### Supplied records

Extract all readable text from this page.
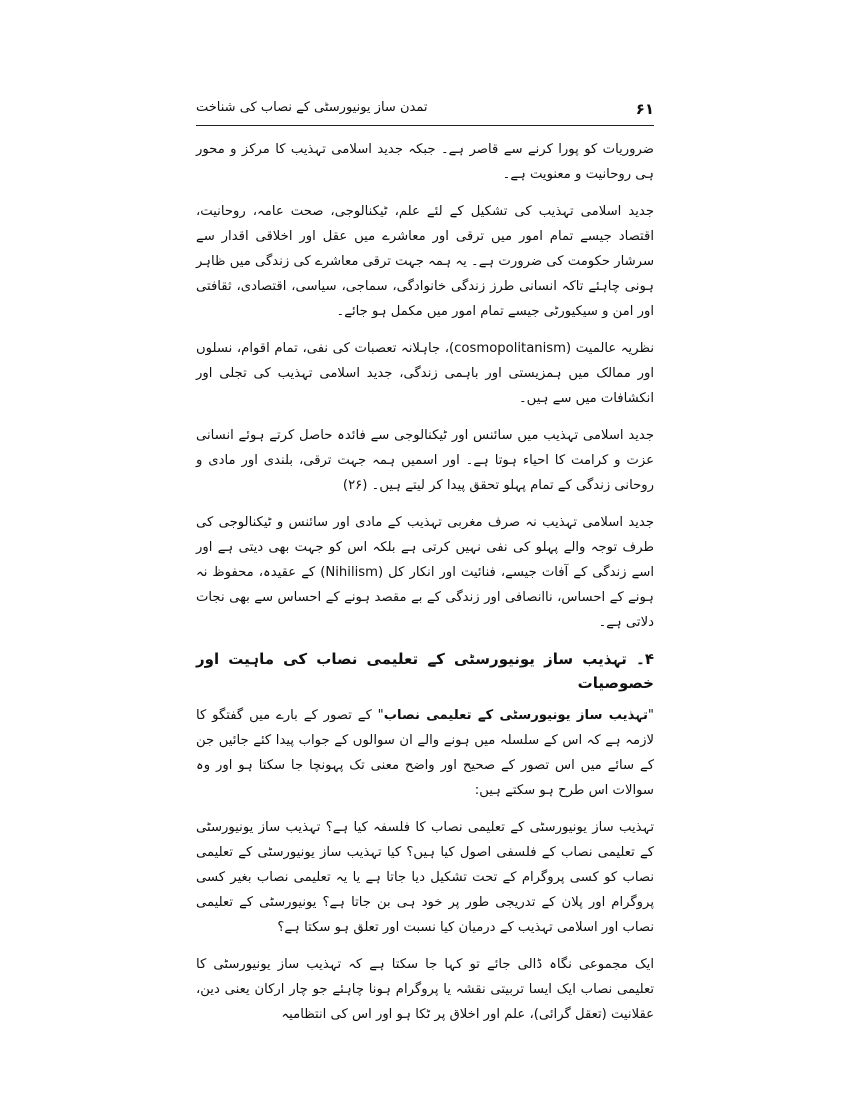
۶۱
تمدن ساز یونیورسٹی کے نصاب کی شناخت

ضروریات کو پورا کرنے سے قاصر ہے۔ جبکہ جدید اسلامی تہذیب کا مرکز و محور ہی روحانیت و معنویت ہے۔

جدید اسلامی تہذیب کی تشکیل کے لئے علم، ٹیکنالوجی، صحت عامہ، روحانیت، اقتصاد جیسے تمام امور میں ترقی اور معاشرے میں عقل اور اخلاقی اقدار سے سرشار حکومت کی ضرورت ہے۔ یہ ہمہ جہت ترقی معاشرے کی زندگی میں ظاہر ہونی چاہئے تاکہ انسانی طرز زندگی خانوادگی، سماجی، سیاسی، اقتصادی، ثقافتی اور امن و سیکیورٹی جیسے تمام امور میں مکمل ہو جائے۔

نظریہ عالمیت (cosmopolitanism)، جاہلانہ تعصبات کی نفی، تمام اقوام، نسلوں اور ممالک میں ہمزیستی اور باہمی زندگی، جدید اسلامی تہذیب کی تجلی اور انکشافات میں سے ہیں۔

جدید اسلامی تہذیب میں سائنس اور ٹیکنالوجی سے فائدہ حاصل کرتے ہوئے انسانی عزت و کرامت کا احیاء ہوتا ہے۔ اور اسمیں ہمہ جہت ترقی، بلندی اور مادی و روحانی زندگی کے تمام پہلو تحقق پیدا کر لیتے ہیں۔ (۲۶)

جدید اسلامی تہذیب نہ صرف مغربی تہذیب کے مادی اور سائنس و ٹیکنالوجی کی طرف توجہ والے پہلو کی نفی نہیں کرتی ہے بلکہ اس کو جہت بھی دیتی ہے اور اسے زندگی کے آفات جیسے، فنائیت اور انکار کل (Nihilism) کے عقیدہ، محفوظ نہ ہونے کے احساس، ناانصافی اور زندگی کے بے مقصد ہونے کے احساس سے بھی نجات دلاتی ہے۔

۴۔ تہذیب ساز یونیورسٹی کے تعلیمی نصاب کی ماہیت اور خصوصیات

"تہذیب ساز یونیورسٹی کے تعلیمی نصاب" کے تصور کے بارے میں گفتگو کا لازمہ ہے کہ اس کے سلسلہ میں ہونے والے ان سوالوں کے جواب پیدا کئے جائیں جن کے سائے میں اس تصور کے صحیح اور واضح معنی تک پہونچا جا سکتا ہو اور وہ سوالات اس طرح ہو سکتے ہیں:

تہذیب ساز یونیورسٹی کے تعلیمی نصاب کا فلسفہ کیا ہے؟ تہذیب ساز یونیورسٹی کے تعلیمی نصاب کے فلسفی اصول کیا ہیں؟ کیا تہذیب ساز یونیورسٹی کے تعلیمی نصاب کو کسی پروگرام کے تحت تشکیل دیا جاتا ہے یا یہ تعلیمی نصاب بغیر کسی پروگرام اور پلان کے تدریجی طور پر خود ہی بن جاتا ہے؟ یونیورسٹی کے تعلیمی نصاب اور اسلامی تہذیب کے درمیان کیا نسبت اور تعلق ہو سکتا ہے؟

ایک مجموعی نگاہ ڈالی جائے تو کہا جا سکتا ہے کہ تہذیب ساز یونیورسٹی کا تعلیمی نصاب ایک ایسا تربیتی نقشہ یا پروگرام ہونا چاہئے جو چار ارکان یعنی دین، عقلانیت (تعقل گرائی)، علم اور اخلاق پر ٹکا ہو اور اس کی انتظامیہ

### Task details
Identify all lines in the records above with the word "روحانیت".

### Full response
ضروریات کو پورا کرنے سے قاصر ہے۔ جبکہ جدید اسلامی تہذیب کا مرکز و محور ہی روحانیت و معنویت ہے۔
جدید اسلامی تہذیب کی تشکیل کے لئے علم، ٹیکنالوجی، صحت عامہ، روحانیت، اقتصاد جیسے تمام امور میں ترقی اور معاشرے میں عقل اور اخلاقی اقدار سے سرشار حکومت کی ضرورت ہے۔ یہ ہمہ جہت ترقی معاشرے کی زندگی میں ظاہر ہونی چاہئے تاکہ انسانی طرز زندگی خانوادگی، سماجی، سیاسی، اقتصادی، ثقافتی اور امن و سیکیورٹی جیسے تمام امور میں مکمل ہو جائے۔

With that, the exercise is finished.